- _Source data_
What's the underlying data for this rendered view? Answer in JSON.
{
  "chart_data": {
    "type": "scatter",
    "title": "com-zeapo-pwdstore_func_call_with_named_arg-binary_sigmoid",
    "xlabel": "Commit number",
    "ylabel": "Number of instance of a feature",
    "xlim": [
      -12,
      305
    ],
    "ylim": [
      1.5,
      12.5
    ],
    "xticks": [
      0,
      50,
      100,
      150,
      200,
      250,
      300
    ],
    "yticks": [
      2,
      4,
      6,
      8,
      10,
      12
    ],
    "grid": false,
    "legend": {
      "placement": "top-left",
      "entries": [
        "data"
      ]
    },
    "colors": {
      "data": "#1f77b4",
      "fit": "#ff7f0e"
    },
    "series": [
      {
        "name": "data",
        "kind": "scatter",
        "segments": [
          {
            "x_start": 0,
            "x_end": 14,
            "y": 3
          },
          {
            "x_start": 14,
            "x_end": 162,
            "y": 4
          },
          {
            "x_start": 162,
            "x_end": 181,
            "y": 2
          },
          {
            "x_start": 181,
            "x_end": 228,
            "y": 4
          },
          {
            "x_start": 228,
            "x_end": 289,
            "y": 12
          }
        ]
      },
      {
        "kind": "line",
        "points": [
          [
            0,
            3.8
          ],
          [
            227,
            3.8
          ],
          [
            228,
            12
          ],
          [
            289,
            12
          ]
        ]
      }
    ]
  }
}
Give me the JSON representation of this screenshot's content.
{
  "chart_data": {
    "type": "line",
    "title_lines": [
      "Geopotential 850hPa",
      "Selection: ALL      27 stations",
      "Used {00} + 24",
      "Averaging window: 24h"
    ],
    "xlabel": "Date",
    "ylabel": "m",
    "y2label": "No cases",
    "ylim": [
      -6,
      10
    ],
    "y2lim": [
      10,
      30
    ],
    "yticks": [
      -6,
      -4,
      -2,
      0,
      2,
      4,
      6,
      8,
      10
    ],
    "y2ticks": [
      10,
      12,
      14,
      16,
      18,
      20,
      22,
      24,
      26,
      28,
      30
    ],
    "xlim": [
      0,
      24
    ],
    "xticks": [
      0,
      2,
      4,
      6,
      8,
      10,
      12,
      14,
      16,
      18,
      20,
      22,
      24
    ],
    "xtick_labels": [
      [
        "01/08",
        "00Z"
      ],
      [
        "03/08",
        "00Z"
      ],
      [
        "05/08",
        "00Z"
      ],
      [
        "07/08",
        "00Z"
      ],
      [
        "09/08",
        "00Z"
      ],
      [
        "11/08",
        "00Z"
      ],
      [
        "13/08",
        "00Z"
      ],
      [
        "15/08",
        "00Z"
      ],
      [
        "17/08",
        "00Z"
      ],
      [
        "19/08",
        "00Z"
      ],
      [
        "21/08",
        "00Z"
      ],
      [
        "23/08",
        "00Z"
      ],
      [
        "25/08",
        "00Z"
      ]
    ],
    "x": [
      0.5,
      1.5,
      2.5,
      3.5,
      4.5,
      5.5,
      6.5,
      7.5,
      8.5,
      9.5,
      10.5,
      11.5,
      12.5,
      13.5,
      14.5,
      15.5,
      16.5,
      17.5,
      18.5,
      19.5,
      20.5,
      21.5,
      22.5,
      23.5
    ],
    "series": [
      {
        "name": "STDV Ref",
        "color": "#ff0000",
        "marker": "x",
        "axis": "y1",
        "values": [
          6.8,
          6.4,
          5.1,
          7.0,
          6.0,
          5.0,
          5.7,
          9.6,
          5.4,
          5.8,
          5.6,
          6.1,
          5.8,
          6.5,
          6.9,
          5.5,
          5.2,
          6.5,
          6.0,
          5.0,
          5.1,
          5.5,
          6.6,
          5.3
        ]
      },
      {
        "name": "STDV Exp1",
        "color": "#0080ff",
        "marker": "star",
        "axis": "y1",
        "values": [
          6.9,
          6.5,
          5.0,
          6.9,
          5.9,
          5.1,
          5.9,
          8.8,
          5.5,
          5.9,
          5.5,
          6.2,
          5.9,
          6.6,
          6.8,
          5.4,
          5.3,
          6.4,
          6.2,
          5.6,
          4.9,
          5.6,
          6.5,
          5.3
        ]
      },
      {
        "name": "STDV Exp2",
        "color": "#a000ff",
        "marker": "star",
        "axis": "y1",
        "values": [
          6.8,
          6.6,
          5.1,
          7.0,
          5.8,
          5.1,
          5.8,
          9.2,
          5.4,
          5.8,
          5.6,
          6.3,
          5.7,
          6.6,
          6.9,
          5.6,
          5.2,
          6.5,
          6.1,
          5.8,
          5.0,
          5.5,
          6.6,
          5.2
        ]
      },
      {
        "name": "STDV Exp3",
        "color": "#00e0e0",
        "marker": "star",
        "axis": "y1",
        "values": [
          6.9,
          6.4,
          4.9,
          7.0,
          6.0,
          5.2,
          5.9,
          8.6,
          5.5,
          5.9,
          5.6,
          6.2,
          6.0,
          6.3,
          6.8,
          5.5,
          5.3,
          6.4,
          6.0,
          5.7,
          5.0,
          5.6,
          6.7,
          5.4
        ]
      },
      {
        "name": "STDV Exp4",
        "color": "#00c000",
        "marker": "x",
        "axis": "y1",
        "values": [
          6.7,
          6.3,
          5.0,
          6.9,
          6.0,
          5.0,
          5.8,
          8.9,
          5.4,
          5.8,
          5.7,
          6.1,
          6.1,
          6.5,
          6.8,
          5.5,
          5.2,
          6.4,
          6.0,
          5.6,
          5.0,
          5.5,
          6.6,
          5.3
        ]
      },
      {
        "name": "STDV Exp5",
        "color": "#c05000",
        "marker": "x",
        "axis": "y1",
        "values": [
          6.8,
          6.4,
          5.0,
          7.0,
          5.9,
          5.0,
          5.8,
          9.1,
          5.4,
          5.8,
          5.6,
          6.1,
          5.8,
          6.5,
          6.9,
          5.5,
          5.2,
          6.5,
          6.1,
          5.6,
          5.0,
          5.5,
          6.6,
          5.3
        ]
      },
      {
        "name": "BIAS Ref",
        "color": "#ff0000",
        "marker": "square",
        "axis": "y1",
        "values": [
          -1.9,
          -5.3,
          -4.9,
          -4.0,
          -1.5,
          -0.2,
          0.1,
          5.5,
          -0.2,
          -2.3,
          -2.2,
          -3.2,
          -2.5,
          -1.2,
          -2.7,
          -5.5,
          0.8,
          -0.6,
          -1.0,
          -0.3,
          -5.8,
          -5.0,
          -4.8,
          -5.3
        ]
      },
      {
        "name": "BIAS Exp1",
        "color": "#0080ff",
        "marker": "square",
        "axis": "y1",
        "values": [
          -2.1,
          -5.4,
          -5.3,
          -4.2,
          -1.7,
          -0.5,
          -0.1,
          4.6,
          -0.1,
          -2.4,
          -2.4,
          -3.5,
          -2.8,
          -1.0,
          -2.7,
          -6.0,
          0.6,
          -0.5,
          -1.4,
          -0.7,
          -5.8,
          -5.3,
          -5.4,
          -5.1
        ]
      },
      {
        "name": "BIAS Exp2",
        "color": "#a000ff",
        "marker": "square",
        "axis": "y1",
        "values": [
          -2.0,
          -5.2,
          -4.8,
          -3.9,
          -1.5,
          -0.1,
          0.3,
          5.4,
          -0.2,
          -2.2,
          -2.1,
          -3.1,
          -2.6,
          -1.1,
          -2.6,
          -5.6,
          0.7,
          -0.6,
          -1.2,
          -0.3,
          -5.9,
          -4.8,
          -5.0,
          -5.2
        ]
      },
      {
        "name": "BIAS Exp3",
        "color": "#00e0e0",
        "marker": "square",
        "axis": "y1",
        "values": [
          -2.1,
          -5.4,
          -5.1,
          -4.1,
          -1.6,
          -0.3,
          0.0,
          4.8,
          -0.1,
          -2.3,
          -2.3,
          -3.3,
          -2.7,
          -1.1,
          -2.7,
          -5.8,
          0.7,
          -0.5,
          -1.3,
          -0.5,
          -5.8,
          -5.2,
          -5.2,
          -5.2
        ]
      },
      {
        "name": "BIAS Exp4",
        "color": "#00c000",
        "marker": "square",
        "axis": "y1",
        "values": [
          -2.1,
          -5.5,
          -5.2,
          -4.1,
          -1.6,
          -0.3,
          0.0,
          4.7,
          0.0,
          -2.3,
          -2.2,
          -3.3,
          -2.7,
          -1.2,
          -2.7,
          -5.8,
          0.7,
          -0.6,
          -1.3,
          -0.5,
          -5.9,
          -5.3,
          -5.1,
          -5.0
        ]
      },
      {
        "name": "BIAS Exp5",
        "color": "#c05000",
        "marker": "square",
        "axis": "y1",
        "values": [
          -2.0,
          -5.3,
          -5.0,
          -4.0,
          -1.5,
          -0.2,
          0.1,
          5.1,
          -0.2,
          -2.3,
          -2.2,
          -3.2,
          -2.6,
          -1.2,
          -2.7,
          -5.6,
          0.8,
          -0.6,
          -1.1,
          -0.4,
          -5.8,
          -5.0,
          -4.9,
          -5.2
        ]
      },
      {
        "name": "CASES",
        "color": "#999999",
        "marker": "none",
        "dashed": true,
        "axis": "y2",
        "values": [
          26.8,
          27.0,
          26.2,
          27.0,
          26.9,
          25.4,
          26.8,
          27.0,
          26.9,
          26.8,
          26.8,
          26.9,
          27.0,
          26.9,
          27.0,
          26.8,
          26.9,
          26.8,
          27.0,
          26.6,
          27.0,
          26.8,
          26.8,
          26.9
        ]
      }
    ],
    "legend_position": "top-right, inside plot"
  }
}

- _Required work_
Check each line of the entries for the string "JSON". Copy the lines that have it.

- _The response_
What's the underlying data for this rendered view? Answer in JSON.
Give me the JSON representation of this screenshot's content.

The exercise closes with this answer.